▸ EXCERPTED TEXT:

##############################

The game is on between Microsoft and Nintendo's popular Wii. Microsoft officially unveiled "Kinect," its new motion-based controller system for Xbox 360, at the Electronic Entertainment Expo in Los Angeles Monday. Previously known as "Project Natal," Kinect uses three cameras and voice recognition software, enabling users to play games using their own bodies as controls. The system puts Microsoft in direct competition with the Wii and Sony's newly-revealed "Move" controller for Playstation. While Microsoft hopes Kinect, which hits stores in November, will launch a gaming revolution, critics remain skeptical. Is Kinect a leap forward, or is the hype undeserved? (Watch a Microsoft Kinect demo)
There's nothing groundbreaking about Kinect: "To be honest," says Sam Kennedy in 1Up, this thing is a "complete joke." Kinect is essentially a "glorified EyeToy" — a motion-based controller launched by Sony in 2003 — "and Microsoft is spending ridiculous amounts of money trying to convince people" it's something more. Sure, "Kinect could be a massive success" — but it could also be "one of the biggest blunders ever."
"Microsoft Cirque du Soleil Kinect event reaction"

##############################

▸ DATA EXTRACTS:
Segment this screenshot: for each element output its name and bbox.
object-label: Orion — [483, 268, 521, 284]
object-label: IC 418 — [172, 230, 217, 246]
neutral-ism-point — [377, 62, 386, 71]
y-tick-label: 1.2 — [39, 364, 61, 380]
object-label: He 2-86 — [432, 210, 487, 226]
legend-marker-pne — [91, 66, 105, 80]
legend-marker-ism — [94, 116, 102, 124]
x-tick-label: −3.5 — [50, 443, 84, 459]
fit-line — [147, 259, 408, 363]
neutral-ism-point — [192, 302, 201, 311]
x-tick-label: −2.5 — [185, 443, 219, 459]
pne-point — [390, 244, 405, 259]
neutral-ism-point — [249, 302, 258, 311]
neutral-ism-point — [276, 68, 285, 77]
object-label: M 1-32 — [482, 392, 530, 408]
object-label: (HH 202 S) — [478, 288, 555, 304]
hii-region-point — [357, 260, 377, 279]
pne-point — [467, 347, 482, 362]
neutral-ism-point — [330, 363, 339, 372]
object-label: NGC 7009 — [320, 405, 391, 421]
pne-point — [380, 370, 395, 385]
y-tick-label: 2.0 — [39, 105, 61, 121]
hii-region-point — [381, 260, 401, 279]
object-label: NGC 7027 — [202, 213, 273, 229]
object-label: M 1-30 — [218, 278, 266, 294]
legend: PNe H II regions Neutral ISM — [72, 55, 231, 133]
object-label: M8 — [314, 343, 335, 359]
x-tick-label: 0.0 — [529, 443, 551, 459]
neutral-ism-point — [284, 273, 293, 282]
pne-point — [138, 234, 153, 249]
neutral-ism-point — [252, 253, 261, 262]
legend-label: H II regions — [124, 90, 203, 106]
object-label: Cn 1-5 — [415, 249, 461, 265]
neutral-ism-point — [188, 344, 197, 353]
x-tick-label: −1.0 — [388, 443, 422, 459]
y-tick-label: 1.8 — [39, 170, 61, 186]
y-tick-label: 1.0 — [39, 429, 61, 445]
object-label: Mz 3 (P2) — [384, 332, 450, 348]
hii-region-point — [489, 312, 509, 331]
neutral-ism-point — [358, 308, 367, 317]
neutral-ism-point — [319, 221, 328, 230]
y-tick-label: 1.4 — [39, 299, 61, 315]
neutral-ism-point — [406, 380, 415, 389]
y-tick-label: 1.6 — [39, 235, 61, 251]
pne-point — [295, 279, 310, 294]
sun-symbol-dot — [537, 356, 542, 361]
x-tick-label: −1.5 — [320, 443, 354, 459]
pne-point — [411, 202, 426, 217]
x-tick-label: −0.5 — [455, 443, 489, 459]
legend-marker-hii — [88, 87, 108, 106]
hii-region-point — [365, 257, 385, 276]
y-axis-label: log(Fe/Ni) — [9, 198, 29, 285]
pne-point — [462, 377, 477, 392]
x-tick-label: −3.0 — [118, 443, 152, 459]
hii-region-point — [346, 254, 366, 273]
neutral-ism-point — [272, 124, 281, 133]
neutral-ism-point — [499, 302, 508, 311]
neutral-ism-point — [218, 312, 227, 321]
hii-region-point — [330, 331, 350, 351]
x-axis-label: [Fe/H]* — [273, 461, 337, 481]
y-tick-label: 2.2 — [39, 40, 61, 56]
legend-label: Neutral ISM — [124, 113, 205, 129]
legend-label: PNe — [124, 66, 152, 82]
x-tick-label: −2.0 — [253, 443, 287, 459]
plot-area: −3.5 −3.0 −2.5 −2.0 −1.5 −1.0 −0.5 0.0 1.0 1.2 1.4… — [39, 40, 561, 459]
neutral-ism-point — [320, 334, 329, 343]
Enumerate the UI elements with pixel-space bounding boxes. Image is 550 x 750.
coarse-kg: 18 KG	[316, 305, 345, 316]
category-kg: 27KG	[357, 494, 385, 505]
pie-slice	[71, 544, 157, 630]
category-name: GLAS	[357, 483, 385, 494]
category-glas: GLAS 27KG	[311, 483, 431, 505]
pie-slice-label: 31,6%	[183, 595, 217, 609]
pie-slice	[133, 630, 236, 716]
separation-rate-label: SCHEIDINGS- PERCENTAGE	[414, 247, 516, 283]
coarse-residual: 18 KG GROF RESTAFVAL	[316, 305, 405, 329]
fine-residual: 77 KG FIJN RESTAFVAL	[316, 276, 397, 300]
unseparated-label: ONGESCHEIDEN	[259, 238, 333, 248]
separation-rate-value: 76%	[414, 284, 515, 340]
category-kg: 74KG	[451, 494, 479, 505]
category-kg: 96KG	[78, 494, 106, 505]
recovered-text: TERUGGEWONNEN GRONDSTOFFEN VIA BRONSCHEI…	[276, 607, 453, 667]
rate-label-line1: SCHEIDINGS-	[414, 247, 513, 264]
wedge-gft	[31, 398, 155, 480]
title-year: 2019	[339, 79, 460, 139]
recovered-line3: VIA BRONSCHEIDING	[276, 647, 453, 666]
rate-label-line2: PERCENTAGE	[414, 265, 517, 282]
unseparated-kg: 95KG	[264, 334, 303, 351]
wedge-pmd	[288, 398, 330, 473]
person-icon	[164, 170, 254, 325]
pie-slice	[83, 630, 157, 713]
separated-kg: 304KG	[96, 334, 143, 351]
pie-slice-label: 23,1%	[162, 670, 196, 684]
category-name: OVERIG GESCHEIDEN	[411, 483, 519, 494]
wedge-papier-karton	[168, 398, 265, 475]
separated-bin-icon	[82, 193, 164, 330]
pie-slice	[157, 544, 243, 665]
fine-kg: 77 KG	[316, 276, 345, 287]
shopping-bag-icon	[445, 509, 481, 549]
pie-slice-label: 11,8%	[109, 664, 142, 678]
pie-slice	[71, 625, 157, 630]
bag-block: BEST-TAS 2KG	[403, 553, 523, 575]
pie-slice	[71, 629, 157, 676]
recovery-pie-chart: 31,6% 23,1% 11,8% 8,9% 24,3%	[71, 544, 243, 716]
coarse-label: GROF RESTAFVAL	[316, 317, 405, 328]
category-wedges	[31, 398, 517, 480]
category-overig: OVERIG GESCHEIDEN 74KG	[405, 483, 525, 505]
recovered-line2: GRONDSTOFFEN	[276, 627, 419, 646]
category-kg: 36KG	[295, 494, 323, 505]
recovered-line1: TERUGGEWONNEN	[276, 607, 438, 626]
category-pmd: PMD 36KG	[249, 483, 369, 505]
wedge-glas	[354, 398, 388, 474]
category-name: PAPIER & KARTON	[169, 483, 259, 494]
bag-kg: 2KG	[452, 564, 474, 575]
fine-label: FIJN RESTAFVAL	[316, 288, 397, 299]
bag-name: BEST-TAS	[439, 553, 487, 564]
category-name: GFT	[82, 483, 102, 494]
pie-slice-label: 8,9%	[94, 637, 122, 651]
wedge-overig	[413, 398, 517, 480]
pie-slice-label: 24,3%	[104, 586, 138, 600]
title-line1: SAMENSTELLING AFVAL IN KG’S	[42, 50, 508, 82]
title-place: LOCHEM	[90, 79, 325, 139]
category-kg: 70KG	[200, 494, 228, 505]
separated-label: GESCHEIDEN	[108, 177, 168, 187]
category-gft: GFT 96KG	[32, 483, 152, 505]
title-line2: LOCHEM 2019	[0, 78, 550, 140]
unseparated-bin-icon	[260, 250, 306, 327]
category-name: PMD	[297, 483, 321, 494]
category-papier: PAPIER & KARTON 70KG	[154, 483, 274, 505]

##############################

▸ TASK 1: In the Kinect article, what name was Kinect known by before Microsoft officially unveiled it?
▸ TASK 2: Continue the article about Microsoft's Kinect from the point where it stops.

▸ EXPECTED OUTPUT 1: "Project Natal"

▸ EXPECTED OUTPUT 2:
Don't count out Microsoft yet: "Success and failure of Kinect will come down to the games," says Adrian Kingsley-Hughes in ZDNet. Microsoft needs to follow in Nintendo's footsteps, and give people who don't own a game console a reason to buy. The only way to do that is to make quality games. Remember, "folks were skeptical" of the Wii when it was first announced, and now it's "a runaway success."
"Kinect success or failure down to the games"
Kinect has its charm: Gaming with Kinect is definitely "enjoyable," says Rory Cellan-Jones in BBC. There's something cool about "throwing away the control and just flinging yourself at the game." But I'm "not quite convinced that Microsoft's technology would deliver for hard-core gamers," who are more concerned about precision and control than finding a new way to experience the game.
"Will gamers want to Kinect or Move?"